■ Task 1:
Transcribe the rows below exactly, starting with the first row and going on through the line that contains "682, 439, 760]".

Science teaching tools that work

When learning physics, you pick up math skills. But there's a problem when students only learn how to choose equations and plug in the right numbers. The “plug and chug” questions you see on physics tests are of the easier variety. The hard questions are qualitative and conceptual. 

Here is an example of a basic conceptual physics question I saw from NPR.

Two balls are dropped from a building at the same time. Ball A and Ball B are the same size, but Ball A is twice as heavy as Ball B. Which ball hits the ground first?

a) Ball B hits the ground first.
b) Ball A hits the ground first.
c) They hit the ground at the same time.

If you understand Newton's second law (F=ma), you know that both balls hit the ground at the same time.

(Or if you like to guess, you know that c) is always the correct answer)

Even though one ball is heavier than the other, they have the same acceleration, 9.8 m/s/s, so they take the same amount of time to hit the ground.

Even students who have taken physics frequently get this question wrong. NPR reports that lectures are part of the reason students fail to learn the material. Students learn best when they are actively working, not when they passively listen to lectures.

(Rows from a collection)
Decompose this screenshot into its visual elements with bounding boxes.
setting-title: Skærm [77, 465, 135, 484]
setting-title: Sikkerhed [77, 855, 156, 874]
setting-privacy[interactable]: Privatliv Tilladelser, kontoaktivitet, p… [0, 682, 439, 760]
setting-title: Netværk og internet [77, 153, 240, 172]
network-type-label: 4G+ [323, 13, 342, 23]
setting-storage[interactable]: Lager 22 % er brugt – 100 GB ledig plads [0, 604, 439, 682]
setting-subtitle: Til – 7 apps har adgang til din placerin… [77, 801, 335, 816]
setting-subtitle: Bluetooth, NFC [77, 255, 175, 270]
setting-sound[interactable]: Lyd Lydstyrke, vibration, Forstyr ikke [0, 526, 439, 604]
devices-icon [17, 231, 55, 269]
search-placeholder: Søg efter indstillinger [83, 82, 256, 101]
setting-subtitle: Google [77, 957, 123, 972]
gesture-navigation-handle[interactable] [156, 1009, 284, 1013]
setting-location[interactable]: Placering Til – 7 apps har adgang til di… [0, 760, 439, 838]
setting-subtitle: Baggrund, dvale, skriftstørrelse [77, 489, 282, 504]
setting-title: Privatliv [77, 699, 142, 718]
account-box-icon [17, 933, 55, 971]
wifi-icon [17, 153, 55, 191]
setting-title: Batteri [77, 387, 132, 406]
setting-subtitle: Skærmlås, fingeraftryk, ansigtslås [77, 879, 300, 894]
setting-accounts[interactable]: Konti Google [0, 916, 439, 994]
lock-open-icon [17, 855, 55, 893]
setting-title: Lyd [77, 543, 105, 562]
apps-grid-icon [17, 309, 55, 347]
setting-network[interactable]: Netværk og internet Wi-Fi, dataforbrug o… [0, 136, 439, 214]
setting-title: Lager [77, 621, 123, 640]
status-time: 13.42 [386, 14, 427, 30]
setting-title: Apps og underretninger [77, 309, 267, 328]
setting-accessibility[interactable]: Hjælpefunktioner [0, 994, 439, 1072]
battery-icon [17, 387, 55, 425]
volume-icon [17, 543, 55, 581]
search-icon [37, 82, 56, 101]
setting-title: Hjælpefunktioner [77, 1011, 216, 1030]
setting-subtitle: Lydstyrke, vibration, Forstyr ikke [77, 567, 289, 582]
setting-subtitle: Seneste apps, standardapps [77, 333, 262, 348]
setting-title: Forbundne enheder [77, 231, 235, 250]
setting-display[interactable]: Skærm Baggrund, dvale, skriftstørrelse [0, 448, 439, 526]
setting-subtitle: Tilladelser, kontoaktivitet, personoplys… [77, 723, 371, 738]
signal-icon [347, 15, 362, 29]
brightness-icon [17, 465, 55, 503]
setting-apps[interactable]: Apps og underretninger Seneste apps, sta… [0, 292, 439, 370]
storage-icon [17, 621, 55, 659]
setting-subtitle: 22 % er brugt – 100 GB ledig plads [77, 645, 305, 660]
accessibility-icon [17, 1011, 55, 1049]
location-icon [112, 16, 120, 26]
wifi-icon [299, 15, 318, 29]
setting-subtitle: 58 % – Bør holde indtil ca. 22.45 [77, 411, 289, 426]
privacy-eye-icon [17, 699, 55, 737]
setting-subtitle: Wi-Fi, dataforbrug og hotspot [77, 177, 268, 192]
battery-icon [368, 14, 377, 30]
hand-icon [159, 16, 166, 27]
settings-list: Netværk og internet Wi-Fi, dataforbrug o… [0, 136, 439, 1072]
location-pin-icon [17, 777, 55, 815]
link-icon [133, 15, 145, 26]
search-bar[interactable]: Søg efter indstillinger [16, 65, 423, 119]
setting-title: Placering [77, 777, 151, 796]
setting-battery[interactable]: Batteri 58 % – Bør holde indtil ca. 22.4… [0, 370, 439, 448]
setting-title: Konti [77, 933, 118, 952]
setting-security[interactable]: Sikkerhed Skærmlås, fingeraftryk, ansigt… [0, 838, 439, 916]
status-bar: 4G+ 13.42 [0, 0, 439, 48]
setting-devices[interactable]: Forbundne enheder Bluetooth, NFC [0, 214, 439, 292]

■ Task 2:
Reproduce the text on science teaching tools above word for word, from its title to its final sentence.

■ Complete output 1:
Decompose this screenshot into its visual elements with bounding boxes.
setting-title: Skærm [77, 465, 135, 484]
setting-title: Sikkerhed [77, 855, 156, 874]
setting-privacy[interactable]: Privatliv Tilladelser, kontoaktivitet, p… [0, 682, 439, 760]

■ Complete output 2:
Science teaching tools that work

When learning physics, you pick up math skills. But there's a problem when students only learn how to choose equations and plug in the right numbers. The “plug and chug” questions you see on physics tests are of the easier variety. The hard questions are qualitative and conceptual. 

Here is an example of a basic conceptual physics question I saw from NPR.

Two balls are dropped from a building at the same time. Ball A and Ball B are the same size, but Ball A is twice as heavy as Ball B. Which ball hits the ground first?

a) Ball B hits the ground first.
b) Ball A hits the ground first.
c) They hit the ground at the same time.

If you understand Newton's second law (F=ma), you know that both balls hit the ground at the same time.

(Or if you like to guess, you know that c) is always the correct answer)

Even though one ball is heavier than the other, they have the same acceleration, 9.8 m/s/s, so they take the same amount of time to hit the ground.

Even students who have taken physics frequently get this question wrong. NPR reports that lectures are part of the reason students fail to learn the material. Students learn best when they are actively working, not when they passively listen to lectures.